[Page images and their text]
====

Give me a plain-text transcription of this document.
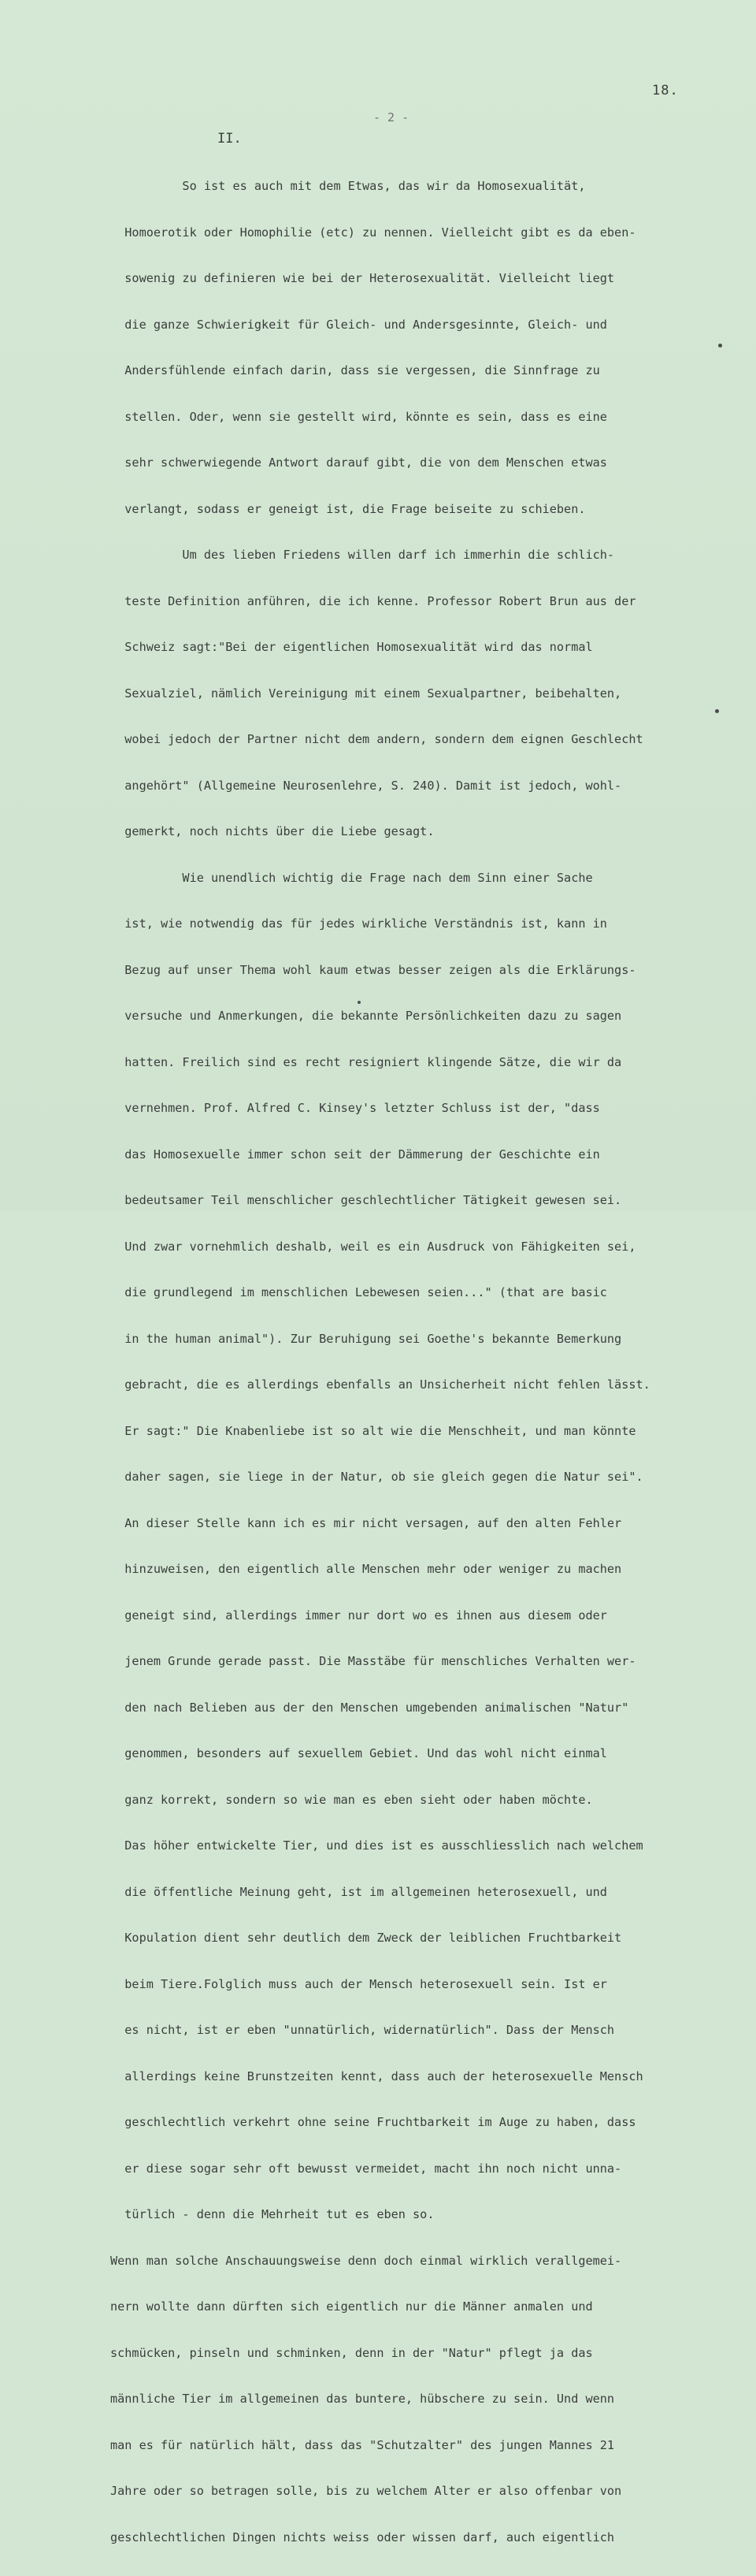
18.
- 2 -
II.

So ist es auch mit dem Etwas, das wir da Homosexualität,

Homoerotik oder Homophilie (etc) zu nennen. Vielleicht gibt es da eben-

sowenig zu definieren wie bei der Heterosexualität. Vielleicht liegt

die ganze Schwierigkeit für Gleich- und Andersgesinnte, Gleich- und

Andersfühlende einfach darin, dass sie vergessen, die Sinnfrage zu

stellen. Oder, wenn sie gestellt wird, könnte es sein, dass es eine

sehr schwerwiegende Antwort darauf gibt, die von dem Menschen etwas

verlangt, sodass er geneigt ist, die Frage beiseite zu schieben.

Um des lieben Friedens willen darf ich immerhin die schlich-

teste Definition anführen, die ich kenne. Professor Robert Brun aus der

Schweiz sagt:"Bei der eigentlichen Homosexualität wird das normal

Sexualziel, nämlich Vereinigung mit einem Sexualpartner, beibehalten,

wobei jedoch der Partner nicht dem andern, sondern dem eignen Geschlecht

angehört" (Allgemeine Neurosenlehre, S. 240). Damit ist jedoch, wohl-

gemerkt, noch nichts über die Liebe gesagt.

Wie unendlich wichtig die Frage nach dem Sinn einer Sache

ist, wie notwendig das für jedes wirkliche Verständnis ist, kann in

Bezug auf unser Thema wohl kaum etwas besser zeigen als die Erklärungs-

versuche und Anmerkungen, die bekannte Persönlichkeiten dazu zu sagen

hatten. Freilich sind es recht resigniert klingende Sätze, die wir da

vernehmen. Prof. Alfred C. Kinsey's letzter Schluss ist der, "dass

das Homosexuelle immer schon seit der Dämmerung der Geschichte ein

bedeutsamer Teil menschlicher geschlechtlicher Tätigkeit gewesen sei.

Und zwar vornehmlich deshalb, weil es ein Ausdruck von Fähigkeiten sei,

die grundlegend im menschlichen Lebewesen seien..." (that are basic

in the human animal"). Zur Beruhigung sei Goethe's bekannte Bemerkung

gebracht, die es allerdings ebenfalls an Unsicherheit nicht fehlen lässt.

Er sagt:" Die Knabenliebe ist so alt wie die Menschheit, und man könnte

daher sagen, sie liege in der Natur, ob sie gleich gegen die Natur sei".

An dieser Stelle kann ich es mir nicht versagen, auf den alten Fehler

hinzuweisen, den eigentlich alle Menschen mehr oder weniger zu machen

geneigt sind, allerdings immer nur dort wo es ihnen aus diesem oder

jenem Grunde gerade passt. Die Masstäbe für menschliches Verhalten wer-

den nach Belieben aus der den Menschen umgebenden animalischen "Natur"

genommen, besonders auf sexuellem Gebiet. Und das wohl nicht einmal

ganz korrekt, sondern so wie man es eben sieht oder haben möchte.

Das höher entwickelte Tier, und dies ist es ausschliesslich nach welchem

die öffentliche Meinung geht, ist im allgemeinen heterosexuell, und

Kopulation dient sehr deutlich dem Zweck der leiblichen Fruchtbarkeit

beim Tiere.Folglich muss auch der Mensch heterosexuell sein. Ist er

es nicht, ist er eben "unnatürlich, widernatürlich". Dass der Mensch

allerdings keine Brunstzeiten kennt, dass auch der heterosexuelle Mensch

geschlechtlich verkehrt ohne seine Fruchtbarkeit im Auge zu haben, dass

er diese sogar sehr oft bewusst vermeidet, macht ihn noch nicht unna-

türlich - denn die Mehrheit tut es eben so.

Wenn man solche Anschauungsweise denn doch einmal wirklich verallgemei-

nern wollte dann dürften sich eigentlich nur die Männer anmalen und

schmücken, pinseln und schminken, denn in der "Natur" pflegt ja das

männliche Tier im allgemeinen das buntere, hübschere zu sein. Und wenn

man es für natürlich hält, dass das "Schutzalter" des jungen Mannes 21

Jahre oder so betragen solle, bis zu welchem Alter er also offenbar von

geschlechtlichen Dingen nichts weiss oder wissen darf, auch eigentlich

====

Activity: Return a copy of every line in the records that includes the string "jedoch".

The completed task:
wobei jedoch der Partner nicht dem andern, sondern dem eignen Geschlecht
angehört" (Allgemeine Neurosenlehre, S. 240). Damit ist jedoch, wohl-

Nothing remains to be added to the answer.